**EXERCISE PROMPT:**
Render the records from the start through the line containing "data-point-triangle xyxy=(523,231,559,263)" as a Markdown table with columns n and Line, one row per line, skipping blank lines.

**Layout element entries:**
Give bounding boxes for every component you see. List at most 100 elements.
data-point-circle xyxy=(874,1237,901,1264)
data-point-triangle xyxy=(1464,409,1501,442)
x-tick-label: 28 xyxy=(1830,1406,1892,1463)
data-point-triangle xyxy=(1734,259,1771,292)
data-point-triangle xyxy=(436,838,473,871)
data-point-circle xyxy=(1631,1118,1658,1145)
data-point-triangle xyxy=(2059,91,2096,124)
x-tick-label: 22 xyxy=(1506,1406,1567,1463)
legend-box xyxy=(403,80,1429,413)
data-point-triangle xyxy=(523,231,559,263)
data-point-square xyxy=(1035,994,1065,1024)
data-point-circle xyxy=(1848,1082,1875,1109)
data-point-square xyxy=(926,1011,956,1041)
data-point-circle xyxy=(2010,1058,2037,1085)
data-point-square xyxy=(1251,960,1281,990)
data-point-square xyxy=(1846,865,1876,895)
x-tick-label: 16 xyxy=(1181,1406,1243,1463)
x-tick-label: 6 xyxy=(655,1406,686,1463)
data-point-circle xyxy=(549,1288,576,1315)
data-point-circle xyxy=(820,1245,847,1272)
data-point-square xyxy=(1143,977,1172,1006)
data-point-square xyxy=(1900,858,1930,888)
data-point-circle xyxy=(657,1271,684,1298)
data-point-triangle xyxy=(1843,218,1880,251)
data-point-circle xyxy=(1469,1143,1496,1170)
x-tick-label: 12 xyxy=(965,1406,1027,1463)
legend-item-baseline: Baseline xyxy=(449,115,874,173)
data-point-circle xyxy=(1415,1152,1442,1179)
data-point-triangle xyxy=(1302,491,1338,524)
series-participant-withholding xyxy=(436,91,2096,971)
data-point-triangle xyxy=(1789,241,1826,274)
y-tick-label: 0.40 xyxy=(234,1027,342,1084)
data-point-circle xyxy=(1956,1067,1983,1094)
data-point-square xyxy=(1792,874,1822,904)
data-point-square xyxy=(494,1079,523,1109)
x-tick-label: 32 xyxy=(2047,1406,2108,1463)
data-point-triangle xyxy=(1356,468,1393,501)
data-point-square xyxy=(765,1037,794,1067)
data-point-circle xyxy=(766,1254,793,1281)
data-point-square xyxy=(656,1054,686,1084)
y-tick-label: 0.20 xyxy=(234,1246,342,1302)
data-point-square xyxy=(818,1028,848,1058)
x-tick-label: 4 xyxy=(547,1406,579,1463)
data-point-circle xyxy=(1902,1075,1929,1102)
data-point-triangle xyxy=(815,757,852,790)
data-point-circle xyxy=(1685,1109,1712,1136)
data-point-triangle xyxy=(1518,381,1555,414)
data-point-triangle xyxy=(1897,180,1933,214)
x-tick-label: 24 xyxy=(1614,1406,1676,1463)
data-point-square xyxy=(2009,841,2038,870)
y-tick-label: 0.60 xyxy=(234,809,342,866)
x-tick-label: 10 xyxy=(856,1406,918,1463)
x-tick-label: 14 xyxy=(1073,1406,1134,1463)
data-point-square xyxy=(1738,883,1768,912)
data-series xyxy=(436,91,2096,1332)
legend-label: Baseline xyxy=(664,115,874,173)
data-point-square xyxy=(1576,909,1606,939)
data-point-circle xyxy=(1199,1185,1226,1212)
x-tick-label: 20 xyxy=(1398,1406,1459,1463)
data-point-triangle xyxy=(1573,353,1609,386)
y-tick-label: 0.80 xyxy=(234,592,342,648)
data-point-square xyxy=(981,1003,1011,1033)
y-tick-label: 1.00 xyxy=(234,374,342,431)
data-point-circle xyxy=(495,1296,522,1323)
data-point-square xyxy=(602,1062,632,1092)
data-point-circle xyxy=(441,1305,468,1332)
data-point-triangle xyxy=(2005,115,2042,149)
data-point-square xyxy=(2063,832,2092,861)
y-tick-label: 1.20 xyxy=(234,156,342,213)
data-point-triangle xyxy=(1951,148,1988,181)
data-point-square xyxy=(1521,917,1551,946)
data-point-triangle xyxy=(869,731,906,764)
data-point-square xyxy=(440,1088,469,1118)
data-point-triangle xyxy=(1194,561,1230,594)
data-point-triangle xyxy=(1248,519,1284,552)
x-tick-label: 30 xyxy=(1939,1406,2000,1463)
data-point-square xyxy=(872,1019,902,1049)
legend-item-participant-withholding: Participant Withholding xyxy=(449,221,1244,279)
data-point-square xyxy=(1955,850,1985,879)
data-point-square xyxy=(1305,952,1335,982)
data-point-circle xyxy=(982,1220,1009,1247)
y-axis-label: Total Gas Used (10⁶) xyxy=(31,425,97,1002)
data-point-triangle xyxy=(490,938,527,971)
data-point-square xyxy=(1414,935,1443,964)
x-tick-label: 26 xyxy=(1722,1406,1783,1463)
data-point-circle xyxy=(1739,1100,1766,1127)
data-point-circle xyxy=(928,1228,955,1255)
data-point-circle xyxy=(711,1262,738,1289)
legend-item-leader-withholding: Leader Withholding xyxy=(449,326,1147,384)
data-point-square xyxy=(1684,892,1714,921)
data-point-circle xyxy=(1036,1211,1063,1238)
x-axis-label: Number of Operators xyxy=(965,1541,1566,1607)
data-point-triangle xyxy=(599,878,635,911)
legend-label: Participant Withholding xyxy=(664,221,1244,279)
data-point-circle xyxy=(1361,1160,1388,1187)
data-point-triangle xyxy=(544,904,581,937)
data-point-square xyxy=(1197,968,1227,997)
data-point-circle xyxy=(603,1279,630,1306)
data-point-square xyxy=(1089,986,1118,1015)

**THE OUTPUT:**
| n | Line |
|---|---|
| 1 | Give bounding boxes for every component you see. List at most 100 elements. |
| 2 | data-point-circle xyxy=(874,1237,901,1264) |
| 3 | data-point-triangle xyxy=(1464,409,1501,442) |
| 4 | x-tick-label: 28 xyxy=(1830,1406,1892,1463) |
| 5 | data-point-triangle xyxy=(1734,259,1771,292) |
| 6 | data-point-triangle xyxy=(436,838,473,871) |
| 7 | data-point-circle xyxy=(1631,1118,1658,1145) |
| 8 | data-point-triangle xyxy=(2059,91,2096,124) |
| 9 | x-tick-label: 22 xyxy=(1506,1406,1567,1463) |
| 10 | legend-box xyxy=(403,80,1429,413) |
| 11 | data-point-triangle xyxy=(523,231,559,263) |